En büyük doğal kaynağı açıklıyorum!

Tayyip Erdoğan, "Bir asır önce nasıl millet olarak Sevr'i yırtıp atmışsak bugün de Doğu Akdeniz'de dayatılmak istenen Sevr'e boyun eğmeyeceğiz" dedi ve cuma günü yani bugün verecekleri müjde ile Türkiye'de yeni bir dönemin açılacağını söyledi.

Açıklamanın ardından Bloomberg News, Türkiye'nin Karadeniz'de doğal gaz keşfettiğini duyurdu.

Müjdenin ne olduğunu bildiği anlaşılan Hazine ve Maliye Bakanı Berat Albayrak ise "Hakikaten Türkiye için bir eksen değişikliği, değişim ve dönüşüm noktasında önemli bir süreç olacak, önemli bir haber olacak.." dedi.

- _Veri Kümesi_:
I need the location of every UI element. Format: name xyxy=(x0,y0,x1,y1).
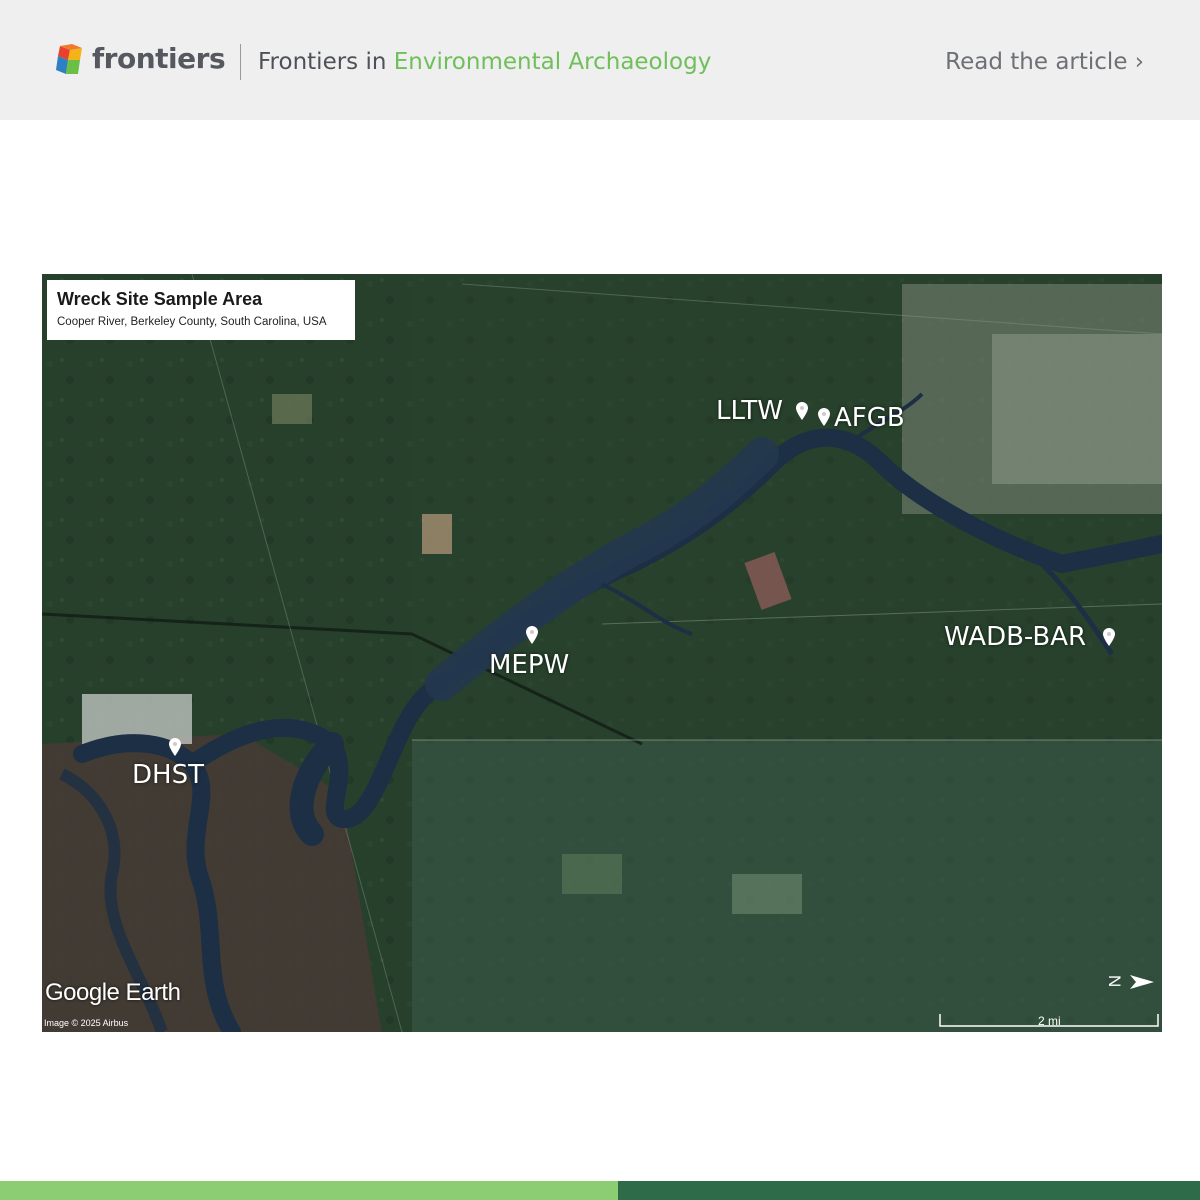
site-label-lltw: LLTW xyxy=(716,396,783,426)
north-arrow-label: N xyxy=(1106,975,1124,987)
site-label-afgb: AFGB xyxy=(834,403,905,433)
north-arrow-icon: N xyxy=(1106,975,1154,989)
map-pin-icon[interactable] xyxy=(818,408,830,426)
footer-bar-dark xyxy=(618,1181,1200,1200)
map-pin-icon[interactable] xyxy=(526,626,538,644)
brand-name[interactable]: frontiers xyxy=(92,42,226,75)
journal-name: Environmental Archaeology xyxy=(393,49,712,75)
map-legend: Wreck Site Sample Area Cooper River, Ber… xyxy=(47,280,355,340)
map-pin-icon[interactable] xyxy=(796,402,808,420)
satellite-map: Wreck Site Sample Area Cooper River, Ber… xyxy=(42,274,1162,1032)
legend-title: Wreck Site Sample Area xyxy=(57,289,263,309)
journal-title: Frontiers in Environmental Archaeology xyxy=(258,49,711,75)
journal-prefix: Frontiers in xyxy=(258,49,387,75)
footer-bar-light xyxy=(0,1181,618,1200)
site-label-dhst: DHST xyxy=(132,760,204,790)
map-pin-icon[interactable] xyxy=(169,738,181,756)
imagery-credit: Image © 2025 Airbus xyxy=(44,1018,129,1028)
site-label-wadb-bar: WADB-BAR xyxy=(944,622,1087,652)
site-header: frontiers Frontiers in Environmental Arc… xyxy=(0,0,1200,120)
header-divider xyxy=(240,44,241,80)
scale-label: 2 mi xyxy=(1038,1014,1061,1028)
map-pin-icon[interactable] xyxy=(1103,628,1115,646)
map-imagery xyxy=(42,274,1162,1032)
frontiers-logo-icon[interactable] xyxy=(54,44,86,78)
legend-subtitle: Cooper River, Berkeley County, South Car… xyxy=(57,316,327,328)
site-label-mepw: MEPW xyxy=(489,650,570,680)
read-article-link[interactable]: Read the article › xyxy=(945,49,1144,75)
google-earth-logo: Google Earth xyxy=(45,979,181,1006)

- _Çalışma Görevleri_:
1 > Haber metninde "En büyük doğal" ile "dönemin açılacağını söyledi." arasındaki bölümü, bu iki ifade de dahil olmak üzere hiçbir değişiklik yapmadan yazınız.
2 > Şu ifadelerin her birinin haber metniyle uyuşup uyuşmadığını evet ya da hayır diyerek belirtiniz ve kararınızı dayandırdığınız sözleri metinden aynen aktarınız: (a) Bloomberg News, Türkiye'nin Karadeniz'de doğal gaz bulduğunu duyurmuştur. (b) Müjdenin salı günü verileceği söylenmiştir. (c) Berat Albayrak, metinde Dışişleri Bakanı olarak anılmaktadır.
Çalışırken öğelere değil, yalnızca haber metnine dayanınız.

- _Cevap Anahtarı_:
1 >
En büyük doğal kaynağı açıklıyorum!

Tayyip Erdoğan, "Bir asır önce nasıl millet olarak Sevr'i yırtıp atmışsak bugün de Doğu Akdeniz'de dayatılmak istenen Sevr'e boyun eğmeyeceğiz" dedi ve cuma günü yani bugün verecekleri müjde ile Türkiye'de yeni bir dönemin açılacağını söyledi.

2 >
(a) Evet: "Bloomberg News, Türkiye'nin Karadeniz'de doğal gaz keşfettiğini duyurdu."
(b) Hayır: "cuma günü yani bugün verecekleri müjde"
(c) Hayır: "Hazine ve Maliye Bakanı Berat Albayrak"